• [DIRECTIONS FOR THIS TASK]:
The data below should be printed in full, exactly, and without any of its images.

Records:
┌──

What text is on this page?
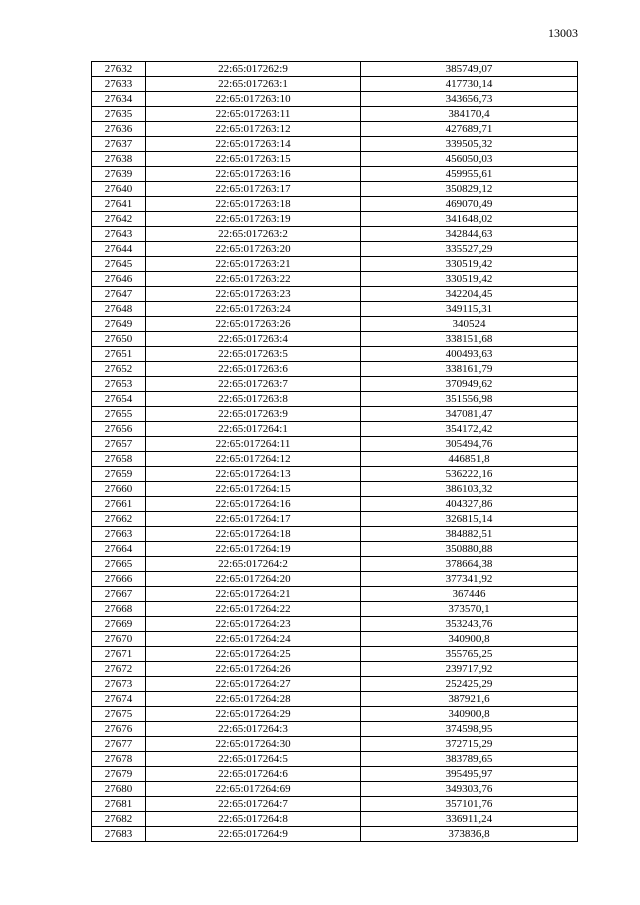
13003
27632	22:65:017262:9	385749,07
27633	22:65:017263:1	417730,14
27634	22:65:017263:10	343656,73
27635	22:65:017263:11	384170,4
27636	22:65:017263:12	427689,71
27637	22:65:017263:14	339505,32
27638	22:65:017263:15	456050,03
27639	22:65:017263:16	459955,61
27640	22:65:017263:17	350829,12
27641	22:65:017263:18	469070,49
27642	22:65:017263:19	341648,02
27643	22:65:017263:2	342844,63
27644	22:65:017263:20	335527,29
27645	22:65:017263:21	330519,42
27646	22:65:017263:22	330519,42
27647	22:65:017263:23	342204,45
27648	22:65:017263:24	349115,31
27649	22:65:017263:26	340524
27650	22:65:017263:4	338151,68
27651	22:65:017263:5	400493,63
27652	22:65:017263:6	338161,79
27653	22:65:017263:7	370949,62
27654	22:65:017263:8	351556,98
27655	22:65:017263:9	347081,47
27656	22:65:017264:1	354172,42
27657	22:65:017264:11	305494,76
27658	22:65:017264:12	446851,8
27659	22:65:017264:13	536222,16
27660	22:65:017264:15	386103,32
27661	22:65:017264:16	404327,86
27662	22:65:017264:17	326815,14
27663	22:65:017264:18	384882,51
27664	22:65:017264:19	350880,88
27665	22:65:017264:2	378664,38
27666	22:65:017264:20	377341,92
27667	22:65:017264:21	367446
27668	22:65:017264:22	373570,1
27669	22:65:017264:23	353243,76
27670	22:65:017264:24	340900,8
27671	22:65:017264:25	355765,25
27672	22:65:017264:26	239717,92
27673	22:65:017264:27	252425,29
27674	22:65:017264:28	387921,6
27675	22:65:017264:29	340900,8
27676	22:65:017264:3	374598,95
27677	22:65:017264:30	372715,29
27678	22:65:017264:5	383789,65
27679	22:65:017264:6	395495,97
27680	22:65:017264:69	349303,76
27681	22:65:017264:7	357101,76
27682	22:65:017264:8	336911,24
27683	22:65:017264:9	373836,8
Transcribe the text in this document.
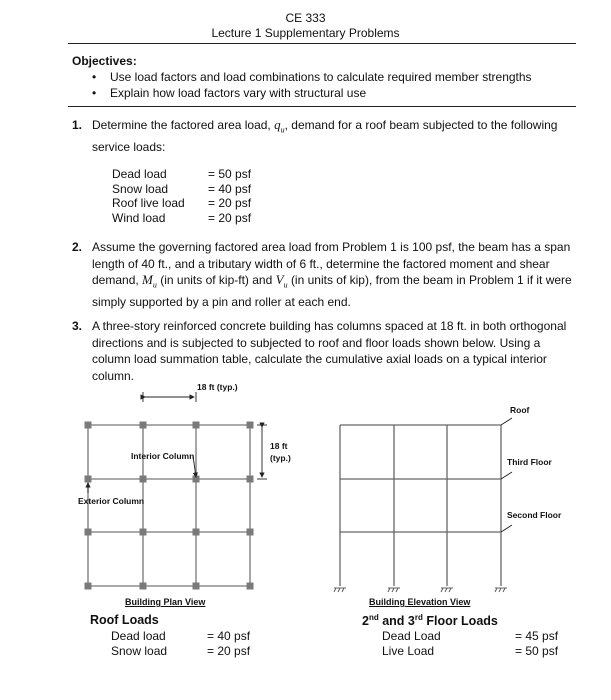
CE 333
Lecture 1 Supplementary Problems
Objectives:
• Use load factors and load combinations to calculate required member strengths
• Explain how load factors vary with structural use
1. Determine the factored area load, $q_u$, demand for a roof beam subjected to the following service loads:
Dead load	= 50 psf
Snow load	= 40 psf
Roof live load = 20 psf
Wind load	= 20 psf
2. Assume the governing factored area load from Problem 1 is 100 psf, the beam has a span length of 40 ft., and a tributary width of 6 ft., determine the factored moment and shear demand, $M_u$ (in units of kip-ft) and $V_u$ (in units of kip), from the beam in Problem 1 if it were simply supported by a pin and roller at each end.
3. A three-story reinforced concrete building has columns spaced at 18 ft. in both orthogonal directions and is subjected to subjected to roof and floor loads shown below. Using a column load summation table, calculate the cumulative axial loads on a typical interior column.
18 ft (typ.)
18 ft
(typ.)
Interior Column
Exterior Column
Building Plan View
Roof
Third Floor
Second Floor
Building Elevation View
Roof Loads
Dead load	= 40 psf
Snow load	= 20 psf
2nd and 3rd Floor Loads
Dead Load	= 45 psf
Live Load	= 50 psf
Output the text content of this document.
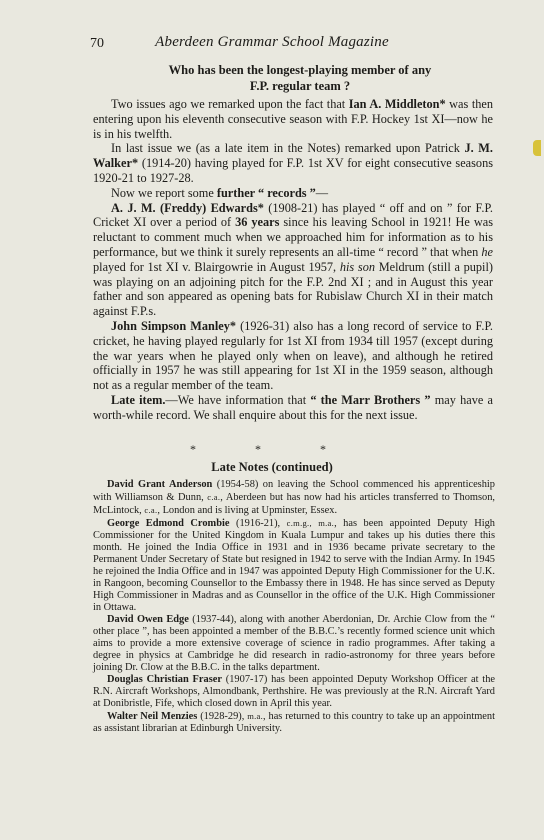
70	Aberdeen Grammar School Magazine
Who has been the longest-playing member of any
F.P. regular team ?

Two issues ago we remarked upon the fact that Ian A. Middleton* was then entering upon his eleventh consecutive season with F.P. Hockey 1st XI—now he is in his twelfth.

In last issue we (as a late item in the Notes) remarked upon Patrick J. M. Walker* (1914-20) having played for F.P. 1st XV for eight consecutive seasons 1920-21 to 1927-28.

Now we report some further “ records ”—

A. J. M. (Freddy) Edwards* (1908-21) has played “ off and on ” for F.P. Cricket XI over a period of 36 years since his leaving School in 1921! He was reluctant to comment much when we approached him for information as to his performance, but we think it surely represents an all-time “ record ” that when he played for 1st XI v. Blairgowrie in August 1957, his son Meldrum (still a pupil) was playing on an adjoining pitch for the F.P. 2nd XI ; and in August this year father and son appeared as opening bats for Rubislaw Church XI in their match against F.P.s.

John Simpson Manley* (1926-31) also has a long record of service to F.P. cricket, he having played regularly for 1st XI from 1934 till 1957 (except during the war years when he played only when on leave), and although he retired officially in 1957 he was still appearing for 1st XI in the 1959 season, although not as a regular member of the team.

Late item.—We have information that “ the Marr Brothers ” may have a worth-while record. We shall enquire about this for the next issue.

* * *
Late Notes (continued)

David Grant Anderson (1954-58) on leaving the School commenced his apprenticeship with Williamson & Dunn, c.a., Aberdeen but has now had his articles transferred to Thomson, McLintock, c.a., London and is living at Upminster, Essex.

George Edmond Crombie (1916-21), c.m.g., m.a., has been appointed Deputy High Commissioner for the United Kingdom in Kuala Lumpur and takes up his duties there this month. He joined the India Office in 1931 and in 1936 became private secretary to the Permanent Under Secretary of State but resigned in 1942 to serve with the Indian Army. In 1945 he rejoined the India Office and in 1947 was appointed Deputy High Commissioner for the U.K. in Rangoon, becoming Counsellor to the Embassy there in 1948. He has since served as Deputy High Commissioner in Madras and as Counsellor in the office of the U.K. High Commissioner in Ottawa.

David Owen Edge (1937-44), along with another Aberdonian, Dr. Archie Clow from the “ other place ”, has been appointed a member of the B.B.C.’s recently formed science unit which aims to provide a more extensive coverage of science in radio programmes. After taking a degree in physics at Cambridge he did research in radio-astronomy for three years before joining Dr. Clow at the B.B.C. in the talks department.

Douglas Christian Fraser (1907-17) has been appointed Deputy Workshop Officer at the R.N. Aircraft Workshops, Almondbank, Perthshire. He was previously at the R.N. Aircraft Yard at Donibristle, Fife, which closed down in April this year.

Walter Neil Menzies (1928-29), m.a., has returned to this country to take up an appointment as assistant librarian at Edinburgh University.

└──

• [PROBLEM SOLUTION]:
What text is on this page?
13003
27632	22:65:017262:9	385749,07
27633	22:65:017263:1	417730,14
27634	22:65:017263:10	343656,73
27635	22:65:017263:11	384170,4
27636	22:65:017263:12	427689,71
27637	22:65:017263:14	339505,32
27638	22:65:017263:15	456050,03
27639	22:65:017263:16	459955,61
27640	22:65:017263:17	350829,12
27641	22:65:017263:18	469070,49
27642	22:65:017263:19	341648,02
27643	22:65:017263:2	342844,63
27644	22:65:017263:20	335527,29
27645	22:65:017263:21	330519,42
27646	22:65:017263:22	330519,42
27647	22:65:017263:23	342204,45
27648	22:65:017263:24	349115,31
27649	22:65:017263:26	340524
27650	22:65:017263:4	338151,68
27651	22:65:017263:5	400493,63
27652	22:65:017263:6	338161,79
27653	22:65:017263:7	370949,62
27654	22:65:017263:8	351556,98
27655	22:65:017263:9	347081,47
27656	22:65:017264:1	354172,42
27657	22:65:017264:11	305494,76
27658	22:65:017264:12	446851,8
27659	22:65:017264:13	536222,16
27660	22:65:017264:15	386103,32
27661	22:65:017264:16	404327,86
27662	22:65:017264:17	326815,14
27663	22:65:017264:18	384882,51
27664	22:65:017264:19	350880,88
27665	22:65:017264:2	378664,38
27666	22:65:017264:20	377341,92
27667	22:65:017264:21	367446
27668	22:65:017264:22	373570,1
27669	22:65:017264:23	353243,76
27670	22:65:017264:24	340900,8
27671	22:65:017264:25	355765,25
27672	22:65:017264:26	239717,92
27673	22:65:017264:27	252425,29
27674	22:65:017264:28	387921,6
27675	22:65:017264:29	340900,8
27676	22:65:017264:3	374598,95
27677	22:65:017264:30	372715,29
27678	22:65:017264:5	383789,65
27679	22:65:017264:6	395495,97
27680	22:65:017264:69	349303,76
27681	22:65:017264:7	357101,76
27682	22:65:017264:8	336911,24
27683	22:65:017264:9	373836,8
Transcribe the text in this document.
CE 333
Lecture 1 Supplementary Problems
Objectives:
• Use load factors and load combinations to calculate required member strengths
• Explain how load factors vary with structural use
1. Determine the factored area load, $q_u$, demand for a roof beam subjected to the following service loads:
Dead load	= 50 psf
Snow load	= 40 psf
Roof live load = 20 psf
Wind load	= 20 psf
2. Assume the governing factored area load from Problem 1 is 100 psf, the beam has a span length of 40 ft., and a tributary width of 6 ft., determine the factored moment and shear demand, $M_u$ (in units of kip-ft) and $V_u$ (in units of kip), from the beam in Problem 1 if it were simply supported by a pin and roller at each end.
3. A three-story reinforced concrete building has columns spaced at 18 ft. in both orthogonal directions and is subjected to subjected to roof and floor loads shown below. Using a column load summation table, calculate the cumulative axial loads on a typical interior column.
18 ft (typ.)
18 ft
(typ.)
Interior Column
Exterior Column
Building Plan View
Roof
Third Floor
Second Floor
Building Elevation View
Roof Loads
Dead load	= 40 psf
Snow load	= 20 psf
2nd and 3rd Floor Loads
Dead Load	= 45 psf
Live Load	= 50 psf
Output the text content of this document.
70	Aberdeen Grammar School Magazine
Who has been the longest-playing member of any
F.P. regular team ?

Two issues ago we remarked upon the fact that Ian A. Middleton* was then entering upon his eleventh consecutive season with F.P. Hockey 1st XI—now he is in his twelfth.

In last issue we (as a late item in the Notes) remarked upon Patrick J. M. Walker* (1914-20) having played for F.P. 1st XV for eight consecutive seasons 1920-21 to 1927-28.

Now we report some further “ records ”—

A. J. M. (Freddy) Edwards* (1908-21) has played “ off and on ” for F.P. Cricket XI over a period of 36 years since his leaving School in 1921! He was reluctant to comment much when we approached him for information as to his performance, but we think it surely represents an all-time “ record ” that when he played for 1st XI v. Blairgowrie in August 1957, his son Meldrum (still a pupil) was playing on an adjoining pitch for the F.P. 2nd XI ; and in August this year father and son appeared as opening bats for Rubislaw Church XI in their match against F.P.s.

John Simpson Manley* (1926-31) also has a long record of service to F.P. cricket, he having played regularly for 1st XI from 1934 till 1957 (except during the war years when he played only when on leave), and although he retired officially in 1957 he was still appearing for 1st XI in the 1959 season, although not as a regular member of the team.

Late item.—We have information that “ the Marr Brothers ” may have a worth-while record. We shall enquire about this for the next issue.

* * *
Late Notes (continued)

David Grant Anderson (1954-58) on leaving the School commenced his apprenticeship with Williamson & Dunn, c.a., Aberdeen but has now had his articles transferred to Thomson, McLintock, c.a., London and is living at Upminster, Essex.

George Edmond Crombie (1916-21), c.m.g., m.a., has been appointed Deputy High Commissioner for the United Kingdom in Kuala Lumpur and takes up his duties there this month. He joined the India Office in 1931 and in 1936 became private secretary to the Permanent Under Secretary of State but resigned in 1942 to serve with the Indian Army. In 1945 he rejoined the India Office and in 1947 was appointed Deputy High Commissioner for the U.K. in Rangoon, becoming Counsellor to the Embassy there in 1948. He has since served as Deputy High Commissioner in Madras and as Counsellor in the office of the U.K. High Commissioner in Ottawa.

David Owen Edge (1937-44), along with another Aberdonian, Dr. Archie Clow from the “ other place ”, has been appointed a member of the B.B.C.’s recently formed science unit which aims to provide a more extensive coverage of science in radio programmes. After taking a degree in physics at Cambridge he did research in radio-astronomy for three years before joining Dr. Clow at the B.B.C. in the talks department.

Douglas Christian Fraser (1907-17) has been appointed Deputy Workshop Officer at the R.N. Aircraft Workshops, Almondbank, Perthshire. He was previously at the R.N. Aircraft Yard at Donibristle, Fife, which closed down in April this year.

Walter Neil Menzies (1928-29), m.a., has returned to this country to take up an appointment as assistant librarian at Edinburgh University.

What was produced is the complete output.